[Collected data entries]
*-*-*
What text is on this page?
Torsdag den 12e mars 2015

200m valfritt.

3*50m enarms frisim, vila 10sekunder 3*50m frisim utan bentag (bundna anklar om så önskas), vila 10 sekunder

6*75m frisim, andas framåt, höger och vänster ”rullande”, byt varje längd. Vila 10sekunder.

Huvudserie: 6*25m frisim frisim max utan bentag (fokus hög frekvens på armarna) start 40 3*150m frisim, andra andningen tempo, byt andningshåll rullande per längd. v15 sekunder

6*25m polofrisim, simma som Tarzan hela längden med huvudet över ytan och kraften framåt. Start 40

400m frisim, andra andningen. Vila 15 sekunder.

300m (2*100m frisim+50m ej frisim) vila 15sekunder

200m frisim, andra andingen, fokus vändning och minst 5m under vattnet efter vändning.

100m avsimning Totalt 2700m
*-*-*
> **TASK REQUIREMENTS**
Go through the records and gather the lines that hold "andra".

> **OUTPUT OF THE EXERCISE**
Huvudserie: 6*25m frisim frisim max utan bentag (fokus hög frekvens på armarna) start 40 3*150m frisim, andra andningen tempo, byt andningshåll rullande per längd. v15 sekunder
400m frisim, andra andningen. Vila 15 sekunder.
200m frisim, andra andingen, fokus vändning och minst 5m under vattnet efter vändning.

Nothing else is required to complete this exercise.